- [Record excerpts]:
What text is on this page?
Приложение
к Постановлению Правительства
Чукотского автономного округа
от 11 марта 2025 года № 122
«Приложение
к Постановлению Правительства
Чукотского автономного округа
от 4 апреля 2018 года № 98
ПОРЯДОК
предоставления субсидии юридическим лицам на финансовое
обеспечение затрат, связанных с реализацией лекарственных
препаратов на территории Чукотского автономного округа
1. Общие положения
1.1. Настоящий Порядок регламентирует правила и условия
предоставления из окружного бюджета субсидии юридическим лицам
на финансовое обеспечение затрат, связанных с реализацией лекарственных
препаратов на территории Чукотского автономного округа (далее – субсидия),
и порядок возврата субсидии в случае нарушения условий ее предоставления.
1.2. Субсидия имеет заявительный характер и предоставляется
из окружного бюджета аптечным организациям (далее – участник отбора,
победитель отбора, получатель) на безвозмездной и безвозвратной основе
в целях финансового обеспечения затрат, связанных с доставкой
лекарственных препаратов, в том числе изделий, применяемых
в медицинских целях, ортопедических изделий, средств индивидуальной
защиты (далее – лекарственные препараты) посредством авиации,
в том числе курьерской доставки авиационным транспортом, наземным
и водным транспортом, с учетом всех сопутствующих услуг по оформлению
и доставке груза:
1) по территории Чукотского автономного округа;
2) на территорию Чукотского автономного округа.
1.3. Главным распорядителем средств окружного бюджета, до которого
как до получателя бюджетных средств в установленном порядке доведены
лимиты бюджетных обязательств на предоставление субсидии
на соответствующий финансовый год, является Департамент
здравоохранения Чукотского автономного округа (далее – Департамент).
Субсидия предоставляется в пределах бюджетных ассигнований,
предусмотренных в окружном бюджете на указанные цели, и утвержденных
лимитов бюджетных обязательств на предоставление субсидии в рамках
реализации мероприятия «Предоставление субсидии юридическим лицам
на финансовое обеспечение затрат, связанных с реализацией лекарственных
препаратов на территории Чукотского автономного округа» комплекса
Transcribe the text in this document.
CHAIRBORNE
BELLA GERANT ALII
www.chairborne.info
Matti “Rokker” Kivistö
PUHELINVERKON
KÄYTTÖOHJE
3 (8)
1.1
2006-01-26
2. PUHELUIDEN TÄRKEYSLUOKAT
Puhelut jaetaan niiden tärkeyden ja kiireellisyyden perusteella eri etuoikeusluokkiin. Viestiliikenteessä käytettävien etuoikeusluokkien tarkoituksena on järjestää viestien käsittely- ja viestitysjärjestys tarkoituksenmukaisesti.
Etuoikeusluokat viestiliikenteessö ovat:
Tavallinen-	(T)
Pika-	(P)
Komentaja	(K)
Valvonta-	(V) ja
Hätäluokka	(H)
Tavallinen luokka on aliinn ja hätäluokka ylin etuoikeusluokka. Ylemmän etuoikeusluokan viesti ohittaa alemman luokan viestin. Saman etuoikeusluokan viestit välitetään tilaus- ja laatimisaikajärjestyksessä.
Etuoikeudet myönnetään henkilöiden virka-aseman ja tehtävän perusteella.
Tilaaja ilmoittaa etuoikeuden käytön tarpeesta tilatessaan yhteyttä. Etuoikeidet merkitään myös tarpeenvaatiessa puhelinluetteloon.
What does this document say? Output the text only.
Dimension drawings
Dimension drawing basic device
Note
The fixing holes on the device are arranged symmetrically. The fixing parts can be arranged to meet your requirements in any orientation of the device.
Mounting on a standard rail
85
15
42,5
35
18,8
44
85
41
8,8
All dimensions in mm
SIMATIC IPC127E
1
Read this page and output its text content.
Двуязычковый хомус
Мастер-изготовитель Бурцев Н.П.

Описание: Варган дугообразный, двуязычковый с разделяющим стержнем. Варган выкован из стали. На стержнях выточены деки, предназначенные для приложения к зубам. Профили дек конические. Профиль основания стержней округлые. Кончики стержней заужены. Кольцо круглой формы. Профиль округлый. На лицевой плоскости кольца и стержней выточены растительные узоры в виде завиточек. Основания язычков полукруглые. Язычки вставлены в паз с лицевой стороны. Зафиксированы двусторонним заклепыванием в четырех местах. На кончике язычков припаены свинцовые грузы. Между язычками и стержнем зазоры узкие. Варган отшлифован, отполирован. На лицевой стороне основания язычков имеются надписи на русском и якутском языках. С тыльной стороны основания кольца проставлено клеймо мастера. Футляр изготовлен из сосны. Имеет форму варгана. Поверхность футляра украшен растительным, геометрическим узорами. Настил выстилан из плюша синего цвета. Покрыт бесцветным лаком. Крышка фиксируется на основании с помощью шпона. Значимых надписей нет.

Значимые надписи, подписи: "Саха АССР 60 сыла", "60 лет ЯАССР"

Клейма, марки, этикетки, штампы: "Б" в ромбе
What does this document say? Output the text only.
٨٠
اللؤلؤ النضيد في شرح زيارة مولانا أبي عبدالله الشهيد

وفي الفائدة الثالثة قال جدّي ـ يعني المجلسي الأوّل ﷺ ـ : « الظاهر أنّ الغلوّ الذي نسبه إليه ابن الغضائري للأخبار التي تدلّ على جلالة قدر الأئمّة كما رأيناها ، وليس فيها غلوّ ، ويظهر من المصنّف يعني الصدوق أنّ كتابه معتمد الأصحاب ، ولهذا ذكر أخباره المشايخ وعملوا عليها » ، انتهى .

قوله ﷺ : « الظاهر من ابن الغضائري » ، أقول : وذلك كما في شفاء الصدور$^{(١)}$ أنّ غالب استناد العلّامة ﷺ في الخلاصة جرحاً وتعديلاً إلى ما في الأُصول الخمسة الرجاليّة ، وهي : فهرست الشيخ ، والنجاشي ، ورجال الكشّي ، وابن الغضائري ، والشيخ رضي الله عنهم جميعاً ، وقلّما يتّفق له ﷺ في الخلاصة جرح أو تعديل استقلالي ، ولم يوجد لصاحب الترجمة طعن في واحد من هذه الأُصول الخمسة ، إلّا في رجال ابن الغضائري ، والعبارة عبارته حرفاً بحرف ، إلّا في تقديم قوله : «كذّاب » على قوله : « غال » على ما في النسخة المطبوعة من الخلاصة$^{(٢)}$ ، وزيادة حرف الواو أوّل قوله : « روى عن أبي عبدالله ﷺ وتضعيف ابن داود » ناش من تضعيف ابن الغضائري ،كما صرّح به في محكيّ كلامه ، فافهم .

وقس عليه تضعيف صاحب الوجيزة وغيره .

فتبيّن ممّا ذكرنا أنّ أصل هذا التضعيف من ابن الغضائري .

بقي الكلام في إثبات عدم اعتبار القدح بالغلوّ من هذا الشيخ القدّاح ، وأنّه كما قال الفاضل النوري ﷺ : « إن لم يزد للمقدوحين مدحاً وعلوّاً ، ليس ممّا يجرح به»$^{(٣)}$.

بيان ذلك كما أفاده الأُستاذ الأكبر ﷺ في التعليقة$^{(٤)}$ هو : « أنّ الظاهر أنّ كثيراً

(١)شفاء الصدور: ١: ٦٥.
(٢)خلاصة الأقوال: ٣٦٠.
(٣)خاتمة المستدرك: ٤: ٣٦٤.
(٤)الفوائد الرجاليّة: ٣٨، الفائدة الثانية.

- [Task objective]: Write down the number of lines where the word "изделий" appears, and nothing further.

- [Reply]: 2